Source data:

|---|

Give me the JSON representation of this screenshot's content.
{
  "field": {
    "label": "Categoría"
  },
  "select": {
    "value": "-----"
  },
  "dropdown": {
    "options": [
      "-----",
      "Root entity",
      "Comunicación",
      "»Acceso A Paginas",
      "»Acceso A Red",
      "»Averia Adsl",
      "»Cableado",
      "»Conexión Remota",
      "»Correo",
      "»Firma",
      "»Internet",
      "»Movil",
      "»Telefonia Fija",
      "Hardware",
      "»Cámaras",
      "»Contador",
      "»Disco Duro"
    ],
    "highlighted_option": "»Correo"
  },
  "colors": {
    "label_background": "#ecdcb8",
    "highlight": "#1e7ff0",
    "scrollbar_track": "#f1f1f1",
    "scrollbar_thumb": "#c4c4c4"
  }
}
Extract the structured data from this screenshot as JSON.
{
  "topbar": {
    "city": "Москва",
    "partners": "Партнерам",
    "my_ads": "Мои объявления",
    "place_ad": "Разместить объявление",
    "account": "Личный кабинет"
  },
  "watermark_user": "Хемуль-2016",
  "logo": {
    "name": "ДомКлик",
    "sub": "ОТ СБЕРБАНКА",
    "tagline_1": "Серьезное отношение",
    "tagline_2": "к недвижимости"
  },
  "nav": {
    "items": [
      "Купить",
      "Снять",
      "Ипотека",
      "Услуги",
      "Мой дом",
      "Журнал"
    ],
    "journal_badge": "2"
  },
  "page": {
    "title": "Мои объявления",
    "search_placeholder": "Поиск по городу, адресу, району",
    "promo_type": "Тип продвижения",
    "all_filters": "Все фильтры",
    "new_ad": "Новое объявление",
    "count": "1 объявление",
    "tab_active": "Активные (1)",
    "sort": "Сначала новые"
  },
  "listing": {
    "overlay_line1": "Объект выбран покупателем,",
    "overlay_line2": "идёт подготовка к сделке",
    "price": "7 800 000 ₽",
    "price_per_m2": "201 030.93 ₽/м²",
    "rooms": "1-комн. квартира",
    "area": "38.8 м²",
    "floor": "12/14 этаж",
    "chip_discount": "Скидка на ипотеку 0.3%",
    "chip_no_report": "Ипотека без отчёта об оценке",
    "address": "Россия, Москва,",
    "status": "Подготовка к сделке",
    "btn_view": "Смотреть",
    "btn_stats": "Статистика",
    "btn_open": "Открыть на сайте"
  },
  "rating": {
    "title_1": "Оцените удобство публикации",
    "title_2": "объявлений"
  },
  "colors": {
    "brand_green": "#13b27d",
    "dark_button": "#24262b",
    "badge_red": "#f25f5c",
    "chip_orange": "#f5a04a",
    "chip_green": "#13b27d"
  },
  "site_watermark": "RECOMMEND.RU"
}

|---|

GIVEN EXERCISE:
Output the complete data exactly as written.

TASK RESPONSE:
Give me the JSON representation of this screenshot's content.
{
  "field": {
    "label": "Categoría"
  },
  "select": {
    "value": "-----"
  },
  "dropdown": {
    "options": [
      "-----",
      "Root entity",
      "Comunicación",
      "»Acceso A Paginas",
      "»Acceso A Red",
      "»Averia Adsl",
      "»Cableado",
      "»Conexión Remota",
      "»Correo",
      "»Firma",
      "»Internet",
      "»Movil",
      "»Telefonia Fija",
      "Hardware",
      "»Cámaras",
      "»Contador",
      "»Disco Duro"
    ],
    "highlighted_option": "»Correo"
  },
  "colors": {
    "label_background": "#ecdcb8",
    "highlight": "#1e7ff0",
    "scrollbar_track": "#f1f1f1",
    "scrollbar_thumb": "#c4c4c4"
  }
}
Extract the structured data from this screenshot as JSON.
{
  "topbar": {
    "city": "Москва",
    "partners": "Партнерам",
    "my_ads": "Мои объявления",
    "place_ad": "Разместить объявление",
    "account": "Личный кабинет"
  },
  "watermark_user": "Хемуль-2016",
  "logo": {
    "name": "ДомКлик",
    "sub": "ОТ СБЕРБАНКА",
    "tagline_1": "Серьезное отношение",
    "tagline_2": "к недвижимости"
  },
  "nav": {
    "items": [
      "Купить",
      "Снять",
      "Ипотека",
      "Услуги",
      "Мой дом",
      "Журнал"
    ],
    "journal_badge": "2"
  },
  "page": {
    "title": "Мои объявления",
    "search_placeholder": "Поиск по городу, адресу, району",
    "promo_type": "Тип продвижения",
    "all_filters": "Все фильтры",
    "new_ad": "Новое объявление",
    "count": "1 объявление",
    "tab_active": "Активные (1)",
    "sort": "Сначала новые"
  },
  "listing": {
    "overlay_line1": "Объект выбран покупателем,",
    "overlay_line2": "идёт подготовка к сделке",
    "price": "7 800 000 ₽",
    "price_per_m2": "201 030.93 ₽/м²",
    "rooms": "1-комн. квартира",
    "area": "38.8 м²",
    "floor": "12/14 этаж",
    "chip_discount": "Скидка на ипотеку 0.3%",
    "chip_no_report": "Ипотека без отчёта об оценке",
    "address": "Россия, Москва,",
    "status": "Подготовка к сделке",
    "btn_view": "Смотреть",
    "btn_stats": "Статистика",
    "btn_open": "Открыть на сайте"
  },
  "rating": {
    "title_1": "Оцените удобство публикации",
    "title_2": "объявлений"
  },
  "colors": {
    "brand_green": "#13b27d",
    "dark_button": "#24262b",
    "badge_red": "#f25f5c",
    "chip_orange": "#f5a04a",
    "chip_green": "#13b27d"
  },
  "site_watermark": "RECOMMEND.RU"
}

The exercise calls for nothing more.